§ WHAT THE EXERCISE ASKS:
Records follow. Pull out every line that contains "DONATIONS".

§ DATA SUPPLIED:

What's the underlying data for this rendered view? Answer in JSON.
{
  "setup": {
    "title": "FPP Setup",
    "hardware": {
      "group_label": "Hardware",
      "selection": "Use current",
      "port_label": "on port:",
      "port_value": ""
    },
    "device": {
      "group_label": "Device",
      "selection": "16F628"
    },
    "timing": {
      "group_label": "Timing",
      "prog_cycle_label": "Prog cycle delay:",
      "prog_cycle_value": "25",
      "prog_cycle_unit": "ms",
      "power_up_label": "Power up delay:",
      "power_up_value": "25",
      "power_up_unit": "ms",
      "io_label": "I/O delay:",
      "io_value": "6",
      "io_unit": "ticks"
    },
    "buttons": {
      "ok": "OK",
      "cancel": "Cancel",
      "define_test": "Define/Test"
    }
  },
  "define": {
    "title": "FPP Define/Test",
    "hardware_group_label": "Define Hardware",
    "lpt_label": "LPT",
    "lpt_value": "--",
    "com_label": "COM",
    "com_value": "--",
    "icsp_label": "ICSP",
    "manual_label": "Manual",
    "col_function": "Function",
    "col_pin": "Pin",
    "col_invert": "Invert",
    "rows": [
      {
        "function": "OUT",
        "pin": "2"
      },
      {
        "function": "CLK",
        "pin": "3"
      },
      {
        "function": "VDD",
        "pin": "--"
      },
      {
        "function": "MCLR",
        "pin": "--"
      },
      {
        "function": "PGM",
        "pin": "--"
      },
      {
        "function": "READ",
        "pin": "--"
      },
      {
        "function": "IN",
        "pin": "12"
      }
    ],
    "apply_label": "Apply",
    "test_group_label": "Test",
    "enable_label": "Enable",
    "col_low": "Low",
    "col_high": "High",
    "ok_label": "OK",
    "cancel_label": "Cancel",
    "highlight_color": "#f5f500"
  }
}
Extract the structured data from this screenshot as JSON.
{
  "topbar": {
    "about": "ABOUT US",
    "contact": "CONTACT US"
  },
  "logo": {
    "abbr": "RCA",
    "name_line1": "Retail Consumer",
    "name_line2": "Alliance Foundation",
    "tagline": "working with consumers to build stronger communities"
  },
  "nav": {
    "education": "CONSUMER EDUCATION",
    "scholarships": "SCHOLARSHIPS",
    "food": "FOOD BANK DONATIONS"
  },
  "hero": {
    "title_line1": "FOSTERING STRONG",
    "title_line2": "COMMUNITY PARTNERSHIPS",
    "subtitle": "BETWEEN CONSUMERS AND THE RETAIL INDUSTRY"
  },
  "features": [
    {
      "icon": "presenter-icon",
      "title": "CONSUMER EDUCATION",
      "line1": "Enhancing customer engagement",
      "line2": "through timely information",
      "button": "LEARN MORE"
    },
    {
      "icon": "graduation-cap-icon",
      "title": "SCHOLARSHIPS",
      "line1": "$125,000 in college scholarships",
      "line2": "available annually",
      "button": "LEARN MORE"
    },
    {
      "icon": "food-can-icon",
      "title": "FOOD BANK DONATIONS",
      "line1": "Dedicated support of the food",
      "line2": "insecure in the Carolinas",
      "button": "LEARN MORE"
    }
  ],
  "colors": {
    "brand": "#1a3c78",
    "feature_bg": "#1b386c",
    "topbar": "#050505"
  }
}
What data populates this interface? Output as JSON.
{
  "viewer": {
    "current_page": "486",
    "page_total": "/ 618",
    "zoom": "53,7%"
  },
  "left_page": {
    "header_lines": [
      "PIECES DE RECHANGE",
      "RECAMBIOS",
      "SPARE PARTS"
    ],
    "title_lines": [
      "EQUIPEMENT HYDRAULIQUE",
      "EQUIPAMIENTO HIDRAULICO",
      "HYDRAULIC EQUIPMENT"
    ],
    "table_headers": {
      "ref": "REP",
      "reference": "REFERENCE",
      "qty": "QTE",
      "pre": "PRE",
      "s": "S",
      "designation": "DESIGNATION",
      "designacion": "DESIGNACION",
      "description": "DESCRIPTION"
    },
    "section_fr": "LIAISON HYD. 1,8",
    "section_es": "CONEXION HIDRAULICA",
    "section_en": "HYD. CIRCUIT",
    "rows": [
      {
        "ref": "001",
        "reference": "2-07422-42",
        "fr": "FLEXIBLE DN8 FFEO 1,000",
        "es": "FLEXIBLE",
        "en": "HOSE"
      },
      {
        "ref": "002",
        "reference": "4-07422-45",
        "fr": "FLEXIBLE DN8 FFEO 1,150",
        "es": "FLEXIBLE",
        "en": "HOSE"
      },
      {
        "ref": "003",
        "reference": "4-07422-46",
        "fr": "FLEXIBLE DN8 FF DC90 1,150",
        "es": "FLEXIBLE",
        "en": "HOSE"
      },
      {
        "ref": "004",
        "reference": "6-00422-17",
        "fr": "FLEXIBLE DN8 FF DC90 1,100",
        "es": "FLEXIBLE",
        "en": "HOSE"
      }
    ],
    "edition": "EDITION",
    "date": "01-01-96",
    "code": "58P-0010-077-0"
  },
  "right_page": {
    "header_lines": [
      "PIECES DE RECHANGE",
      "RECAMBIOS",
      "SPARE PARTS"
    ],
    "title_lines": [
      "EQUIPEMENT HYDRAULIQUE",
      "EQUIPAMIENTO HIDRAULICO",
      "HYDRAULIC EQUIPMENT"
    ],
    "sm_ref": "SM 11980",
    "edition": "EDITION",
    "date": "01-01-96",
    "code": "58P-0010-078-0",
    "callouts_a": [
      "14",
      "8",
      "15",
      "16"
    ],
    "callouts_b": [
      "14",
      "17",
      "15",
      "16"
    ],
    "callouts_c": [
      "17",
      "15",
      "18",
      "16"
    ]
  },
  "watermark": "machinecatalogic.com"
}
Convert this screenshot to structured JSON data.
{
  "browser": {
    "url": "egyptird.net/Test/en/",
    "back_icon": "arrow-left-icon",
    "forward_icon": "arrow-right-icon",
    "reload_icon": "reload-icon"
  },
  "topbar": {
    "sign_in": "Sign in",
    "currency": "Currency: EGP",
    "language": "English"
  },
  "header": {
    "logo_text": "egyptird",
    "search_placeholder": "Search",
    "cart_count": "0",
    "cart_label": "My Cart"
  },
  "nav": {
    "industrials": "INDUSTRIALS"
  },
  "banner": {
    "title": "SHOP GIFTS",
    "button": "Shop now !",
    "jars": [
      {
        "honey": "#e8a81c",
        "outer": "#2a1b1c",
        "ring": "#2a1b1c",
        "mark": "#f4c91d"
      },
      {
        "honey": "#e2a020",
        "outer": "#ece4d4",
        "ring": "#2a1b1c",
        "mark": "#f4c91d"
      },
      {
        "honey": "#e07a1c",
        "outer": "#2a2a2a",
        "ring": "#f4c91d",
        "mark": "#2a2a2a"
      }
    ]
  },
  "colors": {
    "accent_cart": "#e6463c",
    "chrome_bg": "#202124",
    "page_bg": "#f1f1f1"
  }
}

§ ANSWER TO THIS EXERCISE:
    "food": "FOOD BANK DONATIONS"
      "title": "FOOD BANK DONATIONS",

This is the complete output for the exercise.